Every entry needs to be reproduced exactly.

[Records from a dataset]
┄┄┄┄┄┄

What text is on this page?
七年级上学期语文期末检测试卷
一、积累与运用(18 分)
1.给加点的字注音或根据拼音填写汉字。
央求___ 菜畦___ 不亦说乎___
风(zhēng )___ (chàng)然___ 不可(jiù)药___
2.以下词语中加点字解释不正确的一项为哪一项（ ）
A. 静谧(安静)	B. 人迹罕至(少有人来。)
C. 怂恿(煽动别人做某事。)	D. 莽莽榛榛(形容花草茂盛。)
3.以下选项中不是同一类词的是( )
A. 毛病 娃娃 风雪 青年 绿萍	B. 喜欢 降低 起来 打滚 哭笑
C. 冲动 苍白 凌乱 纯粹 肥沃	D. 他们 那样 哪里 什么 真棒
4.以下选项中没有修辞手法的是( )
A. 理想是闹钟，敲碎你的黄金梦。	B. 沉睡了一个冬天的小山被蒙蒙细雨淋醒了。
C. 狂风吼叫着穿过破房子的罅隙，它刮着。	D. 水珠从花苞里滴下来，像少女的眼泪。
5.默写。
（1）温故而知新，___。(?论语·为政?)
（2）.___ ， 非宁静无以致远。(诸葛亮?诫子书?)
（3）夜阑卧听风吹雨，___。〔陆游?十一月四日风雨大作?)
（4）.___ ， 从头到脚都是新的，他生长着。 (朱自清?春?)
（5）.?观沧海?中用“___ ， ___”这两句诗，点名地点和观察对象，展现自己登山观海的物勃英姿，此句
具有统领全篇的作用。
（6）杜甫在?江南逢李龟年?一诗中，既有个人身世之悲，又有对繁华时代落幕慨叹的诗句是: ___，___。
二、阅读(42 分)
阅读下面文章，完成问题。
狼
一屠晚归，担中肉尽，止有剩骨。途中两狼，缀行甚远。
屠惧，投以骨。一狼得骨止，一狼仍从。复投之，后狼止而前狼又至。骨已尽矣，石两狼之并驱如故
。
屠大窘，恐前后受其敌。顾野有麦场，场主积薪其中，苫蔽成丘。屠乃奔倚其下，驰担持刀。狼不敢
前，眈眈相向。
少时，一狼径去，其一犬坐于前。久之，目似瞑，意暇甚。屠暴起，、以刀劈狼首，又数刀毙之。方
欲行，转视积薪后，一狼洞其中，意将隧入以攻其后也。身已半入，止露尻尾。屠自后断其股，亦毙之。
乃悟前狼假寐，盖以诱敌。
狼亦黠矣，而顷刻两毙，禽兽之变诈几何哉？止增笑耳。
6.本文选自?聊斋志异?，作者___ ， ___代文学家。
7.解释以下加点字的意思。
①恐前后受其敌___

┄┄┄┄┄┄

▸ EXERCISE OUTPUT:
What text is on this page?
七年级上学期语文期末检测试卷
一、积累与运用(18 分)
1.给加点的字注音或根据拼音填写汉字。
央求___ 菜畦___ 不亦说乎___
风(zhēng )___ (chàng)然___ 不可(jiù)药___
2.以下词语中加点字解释不正确的一项为哪一项（ ）
A. 静谧(安静)	B. 人迹罕至(少有人来。)
C. 怂恿(煽动别人做某事。)	D. 莽莽榛榛(形容花草茂盛。)
3.以下选项中不是同一类词的是( )
A. 毛病 娃娃 风雪 青年 绿萍	B. 喜欢 降低 起来 打滚 哭笑
C. 冲动 苍白 凌乱 纯粹 肥沃	D. 他们 那样 哪里 什么 真棒
4.以下选项中没有修辞手法的是( )
A. 理想是闹钟，敲碎你的黄金梦。	B. 沉睡了一个冬天的小山被蒙蒙细雨淋醒了。
C. 狂风吼叫着穿过破房子的罅隙，它刮着。	D. 水珠从花苞里滴下来，像少女的眼泪。
5.默写。
（1）温故而知新，___。(?论语·为政?)
（2）.___ ， 非宁静无以致远。(诸葛亮?诫子书?)
（3）夜阑卧听风吹雨，___。〔陆游?十一月四日风雨大作?)
（4）.___ ， 从头到脚都是新的，他生长着。 (朱自清?春?)
（5）.?观沧海?中用“___ ， ___”这两句诗，点名地点和观察对象，展现自己登山观海的物勃英姿，此句
具有统领全篇的作用。
（6）杜甫在?江南逢李龟年?一诗中，既有个人身世之悲，又有对繁华时代落幕慨叹的诗句是: ___，___。
二、阅读(42 分)
阅读下面文章，完成问题。
狼
一屠晚归，担中肉尽，止有剩骨。途中两狼，缀行甚远。
屠惧，投以骨。一狼得骨止，一狼仍从。复投之，后狼止而前狼又至。骨已尽矣，石两狼之并驱如故
。
屠大窘，恐前后受其敌。顾野有麦场，场主积薪其中，苫蔽成丘。屠乃奔倚其下，驰担持刀。狼不敢
前，眈眈相向。
少时，一狼径去，其一犬坐于前。久之，目似瞑，意暇甚。屠暴起，、以刀劈狼首，又数刀毙之。方
欲行，转视积薪后，一狼洞其中，意将隧入以攻其后也。身已半入，止露尻尾。屠自后断其股，亦毙之。
乃悟前狼假寐，盖以诱敌。
狼亦黠矣，而顷刻两毙，禽兽之变诈几何哉？止增笑耳。
6.本文选自?聊斋志异?，作者___ ， ___代文学家。
7.解释以下加点字的意思。
①恐前后受其敌___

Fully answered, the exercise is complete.